WHAT THE TASK ASKS: Nothing more is wanted than an exact repeat of the data below.

*** DATASET EXTRACT Section Begins ***

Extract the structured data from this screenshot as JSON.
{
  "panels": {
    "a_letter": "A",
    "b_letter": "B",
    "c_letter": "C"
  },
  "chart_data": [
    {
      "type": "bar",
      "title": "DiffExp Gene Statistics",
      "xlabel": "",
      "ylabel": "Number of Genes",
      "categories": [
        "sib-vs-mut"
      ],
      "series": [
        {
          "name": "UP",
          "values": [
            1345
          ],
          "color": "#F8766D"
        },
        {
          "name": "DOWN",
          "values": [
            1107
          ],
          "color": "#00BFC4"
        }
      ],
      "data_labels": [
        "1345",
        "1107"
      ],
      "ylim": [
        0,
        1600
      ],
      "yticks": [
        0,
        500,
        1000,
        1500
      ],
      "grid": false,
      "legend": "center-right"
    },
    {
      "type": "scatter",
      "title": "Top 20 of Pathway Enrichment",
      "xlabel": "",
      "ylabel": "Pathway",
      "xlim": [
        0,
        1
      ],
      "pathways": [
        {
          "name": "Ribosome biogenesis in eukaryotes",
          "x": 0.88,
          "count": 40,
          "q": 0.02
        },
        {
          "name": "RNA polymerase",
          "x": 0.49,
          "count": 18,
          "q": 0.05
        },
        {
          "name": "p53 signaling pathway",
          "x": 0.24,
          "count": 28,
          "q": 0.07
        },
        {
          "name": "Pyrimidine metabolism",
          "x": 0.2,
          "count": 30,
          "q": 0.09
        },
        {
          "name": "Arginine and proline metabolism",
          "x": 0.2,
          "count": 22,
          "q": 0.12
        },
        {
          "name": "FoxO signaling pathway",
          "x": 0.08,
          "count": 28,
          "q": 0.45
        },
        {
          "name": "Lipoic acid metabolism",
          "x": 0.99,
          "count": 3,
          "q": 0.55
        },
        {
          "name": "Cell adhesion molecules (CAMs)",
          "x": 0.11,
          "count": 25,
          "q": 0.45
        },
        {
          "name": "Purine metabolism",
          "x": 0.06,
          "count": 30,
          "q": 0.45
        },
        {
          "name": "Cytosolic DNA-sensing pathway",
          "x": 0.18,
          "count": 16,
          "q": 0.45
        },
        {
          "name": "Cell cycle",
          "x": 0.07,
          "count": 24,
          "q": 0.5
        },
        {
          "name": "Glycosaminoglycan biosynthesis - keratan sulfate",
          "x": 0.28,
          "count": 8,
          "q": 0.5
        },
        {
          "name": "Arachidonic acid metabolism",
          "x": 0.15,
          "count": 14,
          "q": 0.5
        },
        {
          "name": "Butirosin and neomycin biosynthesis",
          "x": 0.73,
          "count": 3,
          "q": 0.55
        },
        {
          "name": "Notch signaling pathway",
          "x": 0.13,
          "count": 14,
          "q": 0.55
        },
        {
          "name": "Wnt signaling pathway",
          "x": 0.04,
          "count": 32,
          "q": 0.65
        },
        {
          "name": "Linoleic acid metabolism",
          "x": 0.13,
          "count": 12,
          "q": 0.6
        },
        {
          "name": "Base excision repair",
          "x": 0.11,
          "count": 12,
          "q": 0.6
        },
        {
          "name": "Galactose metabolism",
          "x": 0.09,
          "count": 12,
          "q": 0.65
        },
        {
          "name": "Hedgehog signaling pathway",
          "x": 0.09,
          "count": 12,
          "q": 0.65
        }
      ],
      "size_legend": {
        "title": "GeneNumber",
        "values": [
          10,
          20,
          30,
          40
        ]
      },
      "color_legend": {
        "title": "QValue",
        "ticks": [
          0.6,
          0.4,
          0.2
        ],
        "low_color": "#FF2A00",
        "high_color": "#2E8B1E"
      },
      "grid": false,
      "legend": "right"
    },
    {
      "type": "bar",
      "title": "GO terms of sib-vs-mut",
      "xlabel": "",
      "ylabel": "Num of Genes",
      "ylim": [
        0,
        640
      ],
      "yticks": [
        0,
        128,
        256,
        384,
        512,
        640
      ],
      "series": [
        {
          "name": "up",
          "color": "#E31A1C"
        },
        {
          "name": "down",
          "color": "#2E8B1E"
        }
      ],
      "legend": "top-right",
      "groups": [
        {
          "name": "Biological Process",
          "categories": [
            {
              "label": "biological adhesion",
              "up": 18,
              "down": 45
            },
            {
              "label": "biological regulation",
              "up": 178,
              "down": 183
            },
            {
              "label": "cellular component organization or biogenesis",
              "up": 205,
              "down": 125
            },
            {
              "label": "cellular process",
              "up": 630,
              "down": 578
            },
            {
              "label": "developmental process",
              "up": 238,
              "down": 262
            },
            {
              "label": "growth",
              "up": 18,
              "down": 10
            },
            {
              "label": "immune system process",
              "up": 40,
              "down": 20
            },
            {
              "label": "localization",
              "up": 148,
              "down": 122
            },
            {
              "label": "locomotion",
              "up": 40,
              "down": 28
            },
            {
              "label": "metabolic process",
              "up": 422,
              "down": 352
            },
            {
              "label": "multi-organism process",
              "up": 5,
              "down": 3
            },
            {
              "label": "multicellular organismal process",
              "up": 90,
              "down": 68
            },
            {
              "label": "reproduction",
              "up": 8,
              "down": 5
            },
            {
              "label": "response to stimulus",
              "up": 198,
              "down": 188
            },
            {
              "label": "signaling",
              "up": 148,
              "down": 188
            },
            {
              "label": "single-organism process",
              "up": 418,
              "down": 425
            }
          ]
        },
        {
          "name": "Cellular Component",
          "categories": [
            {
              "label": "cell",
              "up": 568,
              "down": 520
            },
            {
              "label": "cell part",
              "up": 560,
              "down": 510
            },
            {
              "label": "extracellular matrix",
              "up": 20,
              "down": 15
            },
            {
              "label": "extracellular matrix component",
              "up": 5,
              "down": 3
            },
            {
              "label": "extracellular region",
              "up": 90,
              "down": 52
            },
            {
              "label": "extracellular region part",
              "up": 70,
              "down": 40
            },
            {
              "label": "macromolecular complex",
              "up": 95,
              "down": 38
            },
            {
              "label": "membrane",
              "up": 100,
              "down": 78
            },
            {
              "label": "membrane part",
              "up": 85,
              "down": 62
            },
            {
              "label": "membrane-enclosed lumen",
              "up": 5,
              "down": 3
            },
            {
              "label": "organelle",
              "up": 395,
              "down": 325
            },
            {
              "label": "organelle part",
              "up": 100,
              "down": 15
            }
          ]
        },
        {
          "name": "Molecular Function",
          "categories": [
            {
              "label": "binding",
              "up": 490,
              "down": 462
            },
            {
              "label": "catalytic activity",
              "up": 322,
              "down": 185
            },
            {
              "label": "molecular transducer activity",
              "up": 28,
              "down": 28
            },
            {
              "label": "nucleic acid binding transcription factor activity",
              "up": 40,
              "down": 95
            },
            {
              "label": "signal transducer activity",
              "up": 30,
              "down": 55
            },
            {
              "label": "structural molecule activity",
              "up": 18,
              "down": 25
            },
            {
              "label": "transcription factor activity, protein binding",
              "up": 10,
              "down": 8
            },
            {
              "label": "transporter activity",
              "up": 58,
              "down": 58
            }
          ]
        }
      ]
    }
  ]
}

*** DATASET EXTRACT Section Ends ***

ANSWER TO THE EXERCISE:
Extract the structured data from this screenshot as JSON.
{
  "panels": {
    "a_letter": "A",
    "b_letter": "B",
    "c_letter": "C"
  },
  "chart_data": [
    {
      "type": "bar",
      "title": "DiffExp Gene Statistics",
      "xlabel": "",
      "ylabel": "Number of Genes",
      "categories": [
        "sib-vs-mut"
      ],
      "series": [
        {
          "name": "UP",
          "values": [
            1345
          ],
          "color": "#F8766D"
        },
        {
          "name": "DOWN",
          "values": [
            1107
          ],
          "color": "#00BFC4"
        }
      ],
      "data_labels": [
        "1345",
        "1107"
      ],
      "ylim": [
        0,
        1600
      ],
      "yticks": [
        0,
        500,
        1000,
        1500
      ],
      "grid": false,
      "legend": "center-right"
    },
    {
      "type": "scatter",
      "title": "Top 20 of Pathway Enrichment",
      "xlabel": "",
      "ylabel": "Pathway",
      "xlim": [
        0,
        1
      ],
      "pathways": [
        {
          "name": "Ribosome biogenesis in eukaryotes",
          "x": 0.88,
          "count": 40,
          "q": 0.02
        },
        {
          "name": "RNA polymerase",
          "x": 0.49,
          "count": 18,
          "q": 0.05
        },
        {
          "name": "p53 signaling pathway",
          "x": 0.24,
          "count": 28,
          "q": 0.07
        },
        {
          "name": "Pyrimidine metabolism",
          "x": 0.2,
          "count": 30,
          "q": 0.09
        },
        {
          "name": "Arginine and proline metabolism",
          "x": 0.2,
          "count": 22,
          "q": 0.12
        },
        {
          "name": "FoxO signaling pathway",
          "x": 0.08,
          "count": 28,
          "q": 0.45
        },
        {
          "name": "Lipoic acid metabolism",
          "x": 0.99,
          "count": 3,
          "q": 0.55
        },
        {
          "name": "Cell adhesion molecules (CAMs)",
          "x": 0.11,
          "count": 25,
          "q": 0.45
        },
        {
          "name": "Purine metabolism",
          "x": 0.06,
          "count": 30,
          "q": 0.45
        },
        {
          "name": "Cytosolic DNA-sensing pathway",
          "x": 0.18,
          "count": 16,
          "q": 0.45
        },
        {
          "name": "Cell cycle",
          "x": 0.07,
          "count": 24,
          "q": 0.5
        },
        {
          "name": "Glycosaminoglycan biosynthesis - keratan sulfate",
          "x": 0.28,
          "count": 8,
          "q": 0.5
        },
        {
          "name": "Arachidonic acid metabolism",
          "x": 0.15,
          "count": 14,
          "q": 0.5
        },
        {
          "name": "Butirosin and neomycin biosynthesis",
          "x": 0.73,
          "count": 3,
          "q": 0.55
        },
        {
          "name": "Notch signaling pathway",
          "x": 0.13,
          "count": 14,
          "q": 0.55
        },
        {
          "name": "Wnt signaling pathway",
          "x": 0.04,
          "count": 32,
          "q": 0.65
        },
        {
          "name": "Linoleic acid metabolism",
          "x": 0.13,
          "count": 12,
          "q": 0.6
        },
        {
          "name": "Base excision repair",
          "x": 0.11,
          "count": 12,
          "q": 0.6
        },
        {
          "name": "Galactose metabolism",
          "x": 0.09,
          "count": 12,
          "q": 0.65
        },
        {
          "name": "Hedgehog signaling pathway",
          "x": 0.09,
          "count": 12,
          "q": 0.65
        }
      ],
      "size_legend": {
        "title": "GeneNumber",
        "values": [
          10,
          20,
          30,
          40
        ]
      },
      "color_legend": {
        "title": "QValue",
        "ticks": [
          0.6,
          0.4,
          0.2
        ],
        "low_color": "#FF2A00",
        "high_color": "#2E8B1E"
      },
      "grid": false,
      "legend": "right"
    },
    {
      "type": "bar",
      "title": "GO terms of sib-vs-mut",
      "xlabel": "",
      "ylabel": "Num of Genes",
      "ylim": [
        0,
        640
      ],
      "yticks": [
        0,
        128,
        256,
        384,
        512,
        640
      ],
      "series": [
        {
          "name": "up",
          "color": "#E31A1C"
        },
        {
          "name": "down",
          "color": "#2E8B1E"
        }
      ],
      "legend": "top-right",
      "groups": [
        {
          "name": "Biological Process",
          "categories": [
            {
              "label": "biological adhesion",
              "up": 18,
              "down": 45
            },
            {
              "label": "biological regulation",
              "up": 178,
              "down": 183
            },
            {
              "label": "cellular component organization or biogenesis",
              "up": 205,
              "down": 125
            },
            {
              "label": "cellular process",
              "up": 630,
              "down": 578
            },
            {
              "label": "developmental process",
              "up": 238,
              "down": 262
            },
            {
              "label": "growth",
              "up": 18,
              "down": 10
            },
            {
              "label": "immune system process",
              "up": 40,
              "down": 20
            },
            {
              "label": "localization",
              "up": 148,
              "down": 122
            },
            {
              "label": "locomotion",
              "up": 40,
              "down": 28
            },
            {
              "label": "metabolic process",
              "up": 422,
              "down": 352
            },
            {
              "label": "multi-organism process",
              "up": 5,
              "down": 3
            },
            {
              "label": "multicellular organismal process",
              "up": 90,
              "down": 68
            },
            {
              "label": "reproduction",
              "up": 8,
              "down": 5
            },
            {
              "label": "response to stimulus",
              "up": 198,
              "down": 188
            },
            {
              "label": "signaling",
              "up": 148,
              "down": 188
            },
            {
              "label": "single-organism process",
              "up": 418,
              "down": 425
            }
          ]
        },
        {
          "name": "Cellular Component",
          "categories": [
            {
              "label": "cell",
              "up": 568,
              "down": 520
            },
            {
              "label": "cell part",
              "up": 560,
              "down": 510
            },
            {
              "label": "extracellular matrix",
              "up": 20,
              "down": 15
            },
            {
              "label": "extracellular matrix component",
              "up": 5,
              "down": 3
            },
            {
              "label": "extracellular region",
              "up": 90,
              "down": 52
            },
            {
              "label": "extracellular region part",
              "up": 70,
              "down": 40
            },
            {
              "label": "macromolecular complex",
              "up": 95,
              "down": 38
            },
            {
              "label": "membrane",
              "up": 100,
              "down": 78
            },
            {
              "label": "membrane part",
              "up": 85,
              "down": 62
            },
            {
              "label": "membrane-enclosed lumen",
              "up": 5,
              "down": 3
            },
            {
              "label": "organelle",
              "up": 395,
              "down": 325
            },
            {
              "label": "organelle part",
              "up": 100,
              "down": 15
            }
          ]
        },
        {
          "name": "Molecular Function",
          "categories": [
            {
              "label": "binding",
              "up": 490,
              "down": 462
            },
            {
              "label": "catalytic activity",
              "up": 322,
              "down": 185
            },
            {
              "label": "molecular transducer activity",
              "up": 28,
              "down": 28
            },
            {
              "label": "nucleic acid binding transcription factor activity",
              "up": 40,
              "down": 95
            },
            {
              "label": "signal transducer activity",
              "up": 30,
              "down": 55
            },
            {
              "label": "structural molecule activity",
              "up": 18,
              "down": 25
            },
            {
              "label": "transcription factor activity, protein binding",
              "up": 10,
              "down": 8
            },
            {
              "label": "transporter activity",
              "up": 58,
              "down": 58
            }
          ]
        }
      ]
    }
  ]
}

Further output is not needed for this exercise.